- [Task] Could you return the lines of the rows below verbatim, leaving out the pictures?

- [Coordinate annotation rows]

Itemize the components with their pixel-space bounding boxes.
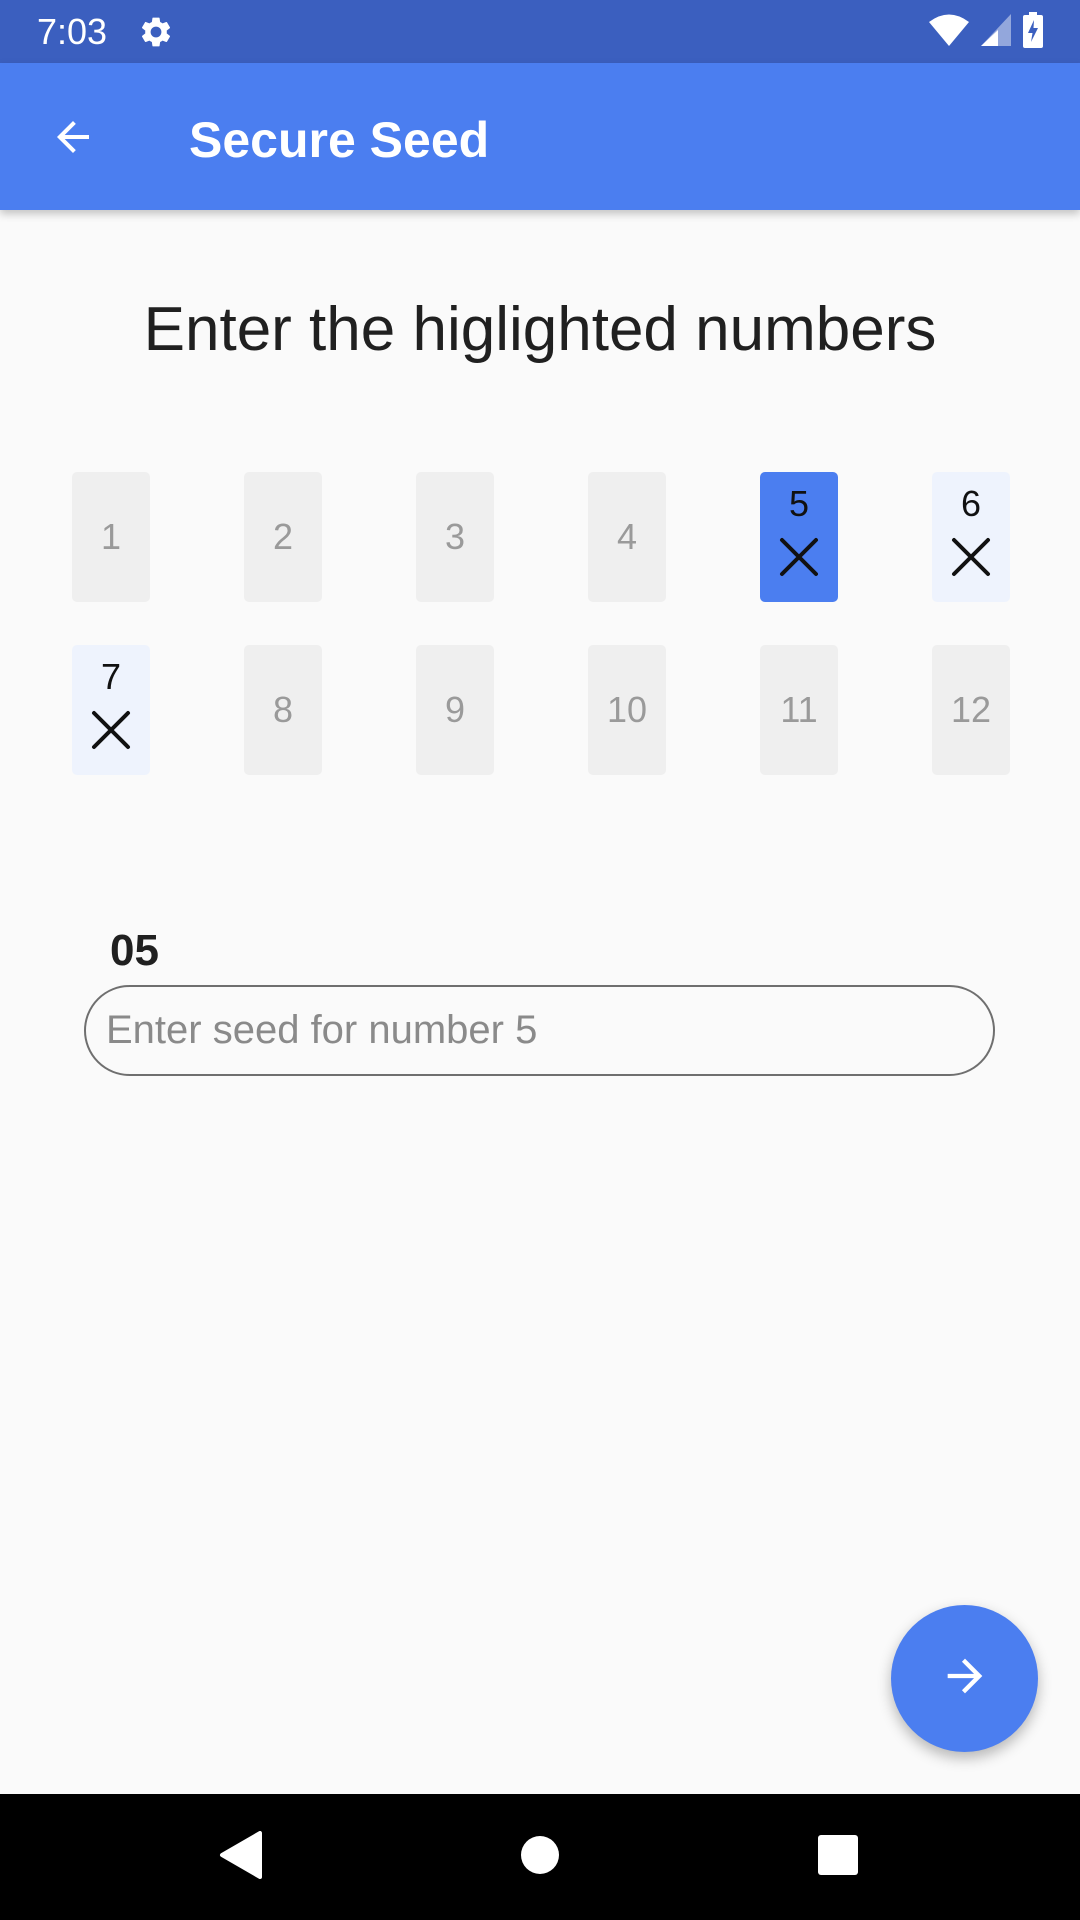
- seed-number-cell[interactable]: 1: [72, 472, 150, 602]
- nav-home-button[interactable]: [510, 1827, 570, 1887]
- close-icon: [90, 709, 132, 751]
- cellular-signal-icon: [980, 13, 1012, 52]
- status-icons: [928, 11, 1044, 53]
- seed-number-label: 3: [444, 516, 466, 557]
- instruction-heading: Enter the higlighted numbers: [143, 295, 937, 364]
- seed-number-label: 11: [780, 689, 818, 730]
- status-time: 7:03: [37, 11, 108, 52]
- seed-number-label: 7: [100, 656, 122, 697]
- seed-number-label: 4: [616, 516, 638, 557]
- circle-home-icon: [520, 1835, 560, 1880]
- close-icon: [950, 536, 992, 578]
- next-button[interactable]: [891, 1605, 1038, 1752]
- seed-number-label: 2: [272, 516, 294, 557]
- back-button[interactable]: [40, 106, 106, 172]
- close-icon: [778, 536, 820, 578]
- status-bar: 7:03: [0, 0, 1080, 63]
- arrow-forward-icon: [939, 1650, 991, 1707]
- nav-recents-button[interactable]: [808, 1827, 868, 1887]
- seed-number-label: 6: [960, 483, 982, 524]
- page-title: Secure Seed: [189, 112, 490, 168]
- battery-charging-icon: [1022, 11, 1044, 53]
- seed-number-label: 12: [950, 689, 992, 730]
- seed-number-label: 5: [788, 483, 810, 524]
- seed-number-cell[interactable]: 11: [760, 645, 838, 775]
- arrow-back-icon: [49, 113, 97, 166]
- seed-number-cell[interactable]: 6: [932, 472, 1010, 602]
- seed-number-cell[interactable]: 2: [244, 472, 322, 602]
- square-recents-icon: [817, 1834, 859, 1881]
- seed-number-cell[interactable]: 10: [588, 645, 666, 775]
- seed-number-label: 1: [100, 516, 122, 557]
- triangle-back-icon: [218, 1830, 262, 1884]
- seed-input[interactable]: [84, 985, 995, 1076]
- seed-number-grid: 1 2 3 4 5 6 7 8 9 10 11 12: [72, 472, 1010, 775]
- seed-number-cell[interactable]: 9: [416, 645, 494, 775]
- seed-field-label: 05: [110, 926, 159, 975]
- nav-back-button[interactable]: [210, 1827, 270, 1887]
- settings-gear-icon: [138, 14, 174, 50]
- seed-number-label: 8: [272, 689, 294, 730]
- seed-number-cell[interactable]: 4: [588, 472, 666, 602]
- seed-number-cell[interactable]: 5: [760, 472, 838, 602]
- seed-number-cell[interactable]: 8: [244, 645, 322, 775]
- seed-number-label: 9: [444, 689, 466, 730]
- wifi-icon: [928, 13, 970, 52]
- app-bar: Secure Seed: [0, 63, 1080, 210]
- seed-number-label: 10: [606, 689, 648, 730]
- seed-number-cell[interactable]: 3: [416, 472, 494, 602]
- system-navigation-bar: [0, 1794, 1080, 1920]
- seed-number-cell[interactable]: 7: [72, 645, 150, 775]
- seed-number-cell[interactable]: 12: [932, 645, 1010, 775]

- [Full response]
Itemize the components with their pixel-space bounding boxes.
- seed-number-cell[interactable]: 1: [72, 472, 150, 602]
- nav-home-button[interactable]: [510, 1827, 570, 1887]
- close-icon: [90, 709, 132, 751]
- cellular-signal-icon: [980, 13, 1012, 52]
- status-icons: [928, 11, 1044, 53]
- seed-number-label: 3: [444, 516, 466, 557]
- instruction-heading: Enter the higlighted numbers: [143, 295, 937, 364]
- seed-number-label: 11: [780, 689, 818, 730]
- status-time: 7:03: [37, 11, 108, 52]
- seed-number-label: 7: [100, 656, 122, 697]
- seed-number-label: 4: [616, 516, 638, 557]
- circle-home-icon: [520, 1835, 560, 1880]
- close-icon: [950, 536, 992, 578]
- next-button[interactable]: [891, 1605, 1038, 1752]
- seed-number-label: 2: [272, 516, 294, 557]
- back-button[interactable]: [40, 106, 106, 172]
- close-icon: [778, 536, 820, 578]
- status-bar: 7:03: [0, 0, 1080, 63]
- arrow-forward-icon: [939, 1650, 991, 1707]
- nav-recents-button[interactable]: [808, 1827, 868, 1887]
- seed-number-label: 6: [960, 483, 982, 524]
- page-title: Secure Seed: [189, 112, 490, 168]
- battery-charging-icon: [1022, 11, 1044, 53]
- seed-number-label: 12: [950, 689, 992, 730]
- seed-number-label: 5: [788, 483, 810, 524]
- seed-number-cell[interactable]: 11: [760, 645, 838, 775]
- arrow-back-icon: [49, 113, 97, 166]
- seed-number-cell[interactable]: 6: [932, 472, 1010, 602]
- seed-number-cell[interactable]: 2: [244, 472, 322, 602]
- square-recents-icon: [817, 1834, 859, 1881]
- seed-number-cell[interactable]: 10: [588, 645, 666, 775]
- seed-number-label: 1: [100, 516, 122, 557]
- triangle-back-icon: [218, 1830, 262, 1884]
- seed-input[interactable]: [84, 985, 995, 1076]
- seed-number-grid: 1 2 3 4 5 6 7 8 9 10 11 12: [72, 472, 1010, 775]
- seed-number-cell[interactable]: 9: [416, 645, 494, 775]
- seed-field-label: 05: [110, 926, 159, 975]
- nav-back-button[interactable]: [210, 1827, 270, 1887]
- settings-gear-icon: [138, 14, 174, 50]
- seed-number-label: 8: [272, 689, 294, 730]
- seed-number-cell[interactable]: 4: [588, 472, 666, 602]
- seed-number-cell[interactable]: 5: [760, 472, 838, 602]
- seed-number-cell[interactable]: 8: [244, 645, 322, 775]
- seed-number-label: 9: [444, 689, 466, 730]
- wifi-icon: [928, 13, 970, 52]
- app-bar: Secure Seed: [0, 63, 1080, 210]
- seed-number-label: 10: [606, 689, 648, 730]
- seed-number-cell[interactable]: 3: [416, 472, 494, 602]
- system-navigation-bar: [0, 1794, 1080, 1920]
- seed-number-cell[interactable]: 7: [72, 645, 150, 775]
- seed-number-cell[interactable]: 12: [932, 645, 1010, 775]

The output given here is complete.